— START —

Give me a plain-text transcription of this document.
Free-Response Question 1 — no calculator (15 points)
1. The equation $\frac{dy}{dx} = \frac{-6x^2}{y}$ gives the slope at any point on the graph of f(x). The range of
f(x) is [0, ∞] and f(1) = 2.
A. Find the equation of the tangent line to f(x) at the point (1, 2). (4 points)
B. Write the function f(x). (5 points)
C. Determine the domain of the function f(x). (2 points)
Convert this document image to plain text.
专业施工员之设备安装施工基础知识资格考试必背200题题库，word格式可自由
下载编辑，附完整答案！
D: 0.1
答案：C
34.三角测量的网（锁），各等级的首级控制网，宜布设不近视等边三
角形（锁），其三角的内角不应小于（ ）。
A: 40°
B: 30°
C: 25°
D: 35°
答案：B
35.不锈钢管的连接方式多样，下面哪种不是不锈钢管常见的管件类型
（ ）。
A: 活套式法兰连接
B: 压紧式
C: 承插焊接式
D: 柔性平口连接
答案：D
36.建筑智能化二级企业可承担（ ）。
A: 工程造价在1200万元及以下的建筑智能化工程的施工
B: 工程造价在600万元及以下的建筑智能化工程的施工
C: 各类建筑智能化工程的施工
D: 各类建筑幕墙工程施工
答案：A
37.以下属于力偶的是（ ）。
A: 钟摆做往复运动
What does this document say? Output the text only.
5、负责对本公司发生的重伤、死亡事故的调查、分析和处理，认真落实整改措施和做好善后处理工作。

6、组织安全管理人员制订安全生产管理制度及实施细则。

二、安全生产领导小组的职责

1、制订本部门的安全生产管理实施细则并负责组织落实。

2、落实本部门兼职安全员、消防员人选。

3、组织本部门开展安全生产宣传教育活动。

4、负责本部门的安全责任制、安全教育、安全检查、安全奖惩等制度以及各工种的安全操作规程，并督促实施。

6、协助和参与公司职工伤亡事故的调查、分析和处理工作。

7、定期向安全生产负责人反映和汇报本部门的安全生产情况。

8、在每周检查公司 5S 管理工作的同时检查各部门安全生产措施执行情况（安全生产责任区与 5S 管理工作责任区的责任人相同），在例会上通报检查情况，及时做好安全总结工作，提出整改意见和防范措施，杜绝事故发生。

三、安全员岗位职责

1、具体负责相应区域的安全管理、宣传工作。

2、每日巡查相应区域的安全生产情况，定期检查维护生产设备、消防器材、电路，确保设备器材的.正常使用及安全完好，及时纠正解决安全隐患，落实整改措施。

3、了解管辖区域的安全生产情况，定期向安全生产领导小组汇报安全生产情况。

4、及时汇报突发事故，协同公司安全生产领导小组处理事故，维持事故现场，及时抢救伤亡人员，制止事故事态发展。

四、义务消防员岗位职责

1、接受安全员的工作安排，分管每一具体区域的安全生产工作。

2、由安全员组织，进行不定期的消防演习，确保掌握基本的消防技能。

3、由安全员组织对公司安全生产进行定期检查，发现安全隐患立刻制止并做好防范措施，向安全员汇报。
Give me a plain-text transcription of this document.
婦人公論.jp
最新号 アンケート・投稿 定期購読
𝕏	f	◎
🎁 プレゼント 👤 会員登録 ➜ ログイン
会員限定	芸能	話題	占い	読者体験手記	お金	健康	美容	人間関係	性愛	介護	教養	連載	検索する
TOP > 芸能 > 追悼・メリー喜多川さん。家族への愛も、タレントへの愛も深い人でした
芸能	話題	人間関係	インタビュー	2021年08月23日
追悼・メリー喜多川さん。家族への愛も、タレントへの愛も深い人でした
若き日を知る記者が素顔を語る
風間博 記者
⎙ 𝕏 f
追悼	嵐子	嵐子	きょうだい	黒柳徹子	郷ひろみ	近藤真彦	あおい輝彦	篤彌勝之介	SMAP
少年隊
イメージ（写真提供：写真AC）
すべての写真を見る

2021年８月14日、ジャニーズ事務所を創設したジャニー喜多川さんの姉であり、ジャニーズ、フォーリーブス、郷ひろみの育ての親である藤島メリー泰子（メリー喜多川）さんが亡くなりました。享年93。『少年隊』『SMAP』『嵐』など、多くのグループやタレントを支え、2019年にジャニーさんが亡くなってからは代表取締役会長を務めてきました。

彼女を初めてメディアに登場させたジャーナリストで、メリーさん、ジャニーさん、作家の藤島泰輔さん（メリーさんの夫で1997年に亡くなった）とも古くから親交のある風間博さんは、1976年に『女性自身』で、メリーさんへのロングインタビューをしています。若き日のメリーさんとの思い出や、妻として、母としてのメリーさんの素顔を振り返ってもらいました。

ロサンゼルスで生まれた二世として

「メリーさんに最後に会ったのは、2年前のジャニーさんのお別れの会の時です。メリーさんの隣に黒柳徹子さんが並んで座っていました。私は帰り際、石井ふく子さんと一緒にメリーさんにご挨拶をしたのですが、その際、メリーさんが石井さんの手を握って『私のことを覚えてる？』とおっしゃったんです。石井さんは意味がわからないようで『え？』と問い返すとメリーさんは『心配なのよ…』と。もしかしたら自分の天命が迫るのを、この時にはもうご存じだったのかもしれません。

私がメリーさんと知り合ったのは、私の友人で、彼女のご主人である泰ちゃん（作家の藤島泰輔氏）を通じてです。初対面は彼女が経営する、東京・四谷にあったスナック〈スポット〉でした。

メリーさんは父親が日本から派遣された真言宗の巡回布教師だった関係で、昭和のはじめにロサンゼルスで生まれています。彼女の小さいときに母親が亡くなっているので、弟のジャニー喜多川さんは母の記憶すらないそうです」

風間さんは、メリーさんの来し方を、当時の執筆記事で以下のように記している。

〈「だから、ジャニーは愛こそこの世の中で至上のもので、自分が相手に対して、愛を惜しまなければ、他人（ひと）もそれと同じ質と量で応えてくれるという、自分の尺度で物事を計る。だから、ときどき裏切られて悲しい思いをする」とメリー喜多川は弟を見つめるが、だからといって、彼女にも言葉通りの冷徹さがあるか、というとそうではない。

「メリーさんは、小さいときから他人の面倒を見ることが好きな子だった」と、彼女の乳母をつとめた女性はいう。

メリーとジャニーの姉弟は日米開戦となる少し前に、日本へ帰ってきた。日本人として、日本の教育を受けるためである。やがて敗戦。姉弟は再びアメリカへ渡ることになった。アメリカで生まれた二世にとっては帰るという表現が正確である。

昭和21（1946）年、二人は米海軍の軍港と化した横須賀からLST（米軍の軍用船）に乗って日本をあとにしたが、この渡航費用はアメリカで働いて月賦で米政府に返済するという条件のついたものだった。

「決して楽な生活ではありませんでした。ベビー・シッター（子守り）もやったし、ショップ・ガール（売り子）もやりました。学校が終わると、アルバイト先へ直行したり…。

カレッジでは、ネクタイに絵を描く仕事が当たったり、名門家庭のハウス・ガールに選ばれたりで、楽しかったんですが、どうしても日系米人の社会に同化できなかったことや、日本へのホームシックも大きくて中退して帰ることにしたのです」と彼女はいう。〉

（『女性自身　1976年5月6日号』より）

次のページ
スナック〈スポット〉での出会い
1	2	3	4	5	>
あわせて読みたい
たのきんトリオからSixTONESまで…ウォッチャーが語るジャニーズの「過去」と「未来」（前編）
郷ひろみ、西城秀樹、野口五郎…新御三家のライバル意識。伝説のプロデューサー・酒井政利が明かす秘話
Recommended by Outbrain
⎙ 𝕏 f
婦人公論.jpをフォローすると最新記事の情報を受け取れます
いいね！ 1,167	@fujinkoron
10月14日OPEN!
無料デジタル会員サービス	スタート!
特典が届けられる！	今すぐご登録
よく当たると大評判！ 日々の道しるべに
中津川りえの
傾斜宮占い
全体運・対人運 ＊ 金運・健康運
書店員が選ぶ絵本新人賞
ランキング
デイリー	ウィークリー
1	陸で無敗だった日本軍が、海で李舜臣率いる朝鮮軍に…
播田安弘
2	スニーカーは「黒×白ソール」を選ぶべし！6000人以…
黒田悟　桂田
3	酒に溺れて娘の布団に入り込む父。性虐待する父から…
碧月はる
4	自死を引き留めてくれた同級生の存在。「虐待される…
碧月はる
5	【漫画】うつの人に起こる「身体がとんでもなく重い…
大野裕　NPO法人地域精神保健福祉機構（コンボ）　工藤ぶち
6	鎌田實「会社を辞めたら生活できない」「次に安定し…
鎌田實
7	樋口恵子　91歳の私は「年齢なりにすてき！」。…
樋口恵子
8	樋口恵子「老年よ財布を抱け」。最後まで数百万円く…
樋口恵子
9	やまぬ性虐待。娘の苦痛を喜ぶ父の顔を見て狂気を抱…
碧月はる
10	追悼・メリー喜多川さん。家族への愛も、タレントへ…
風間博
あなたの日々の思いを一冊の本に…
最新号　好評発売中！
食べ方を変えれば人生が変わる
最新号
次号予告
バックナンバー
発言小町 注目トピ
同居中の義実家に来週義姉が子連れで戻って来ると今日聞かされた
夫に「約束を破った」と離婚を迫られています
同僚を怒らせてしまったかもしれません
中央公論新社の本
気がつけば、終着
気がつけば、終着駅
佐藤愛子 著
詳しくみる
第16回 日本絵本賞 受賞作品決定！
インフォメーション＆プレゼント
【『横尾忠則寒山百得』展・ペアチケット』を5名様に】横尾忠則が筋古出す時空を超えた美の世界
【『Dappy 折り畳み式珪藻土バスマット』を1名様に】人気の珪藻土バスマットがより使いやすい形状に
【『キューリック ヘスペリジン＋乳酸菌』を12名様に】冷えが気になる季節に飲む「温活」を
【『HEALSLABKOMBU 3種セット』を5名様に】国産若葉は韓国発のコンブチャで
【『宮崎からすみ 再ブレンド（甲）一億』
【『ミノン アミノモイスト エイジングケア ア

— END —

TASK DIRECTIONS:
Locate the word "text" in the entries, and copy every line where it is found.

ANSWER FOR THIS EXERCISE:
Give me a plain-text transcription of this document.
Convert this document image to plain text.
What does this document say? Output the text only.
Give me a plain-text transcription of this document.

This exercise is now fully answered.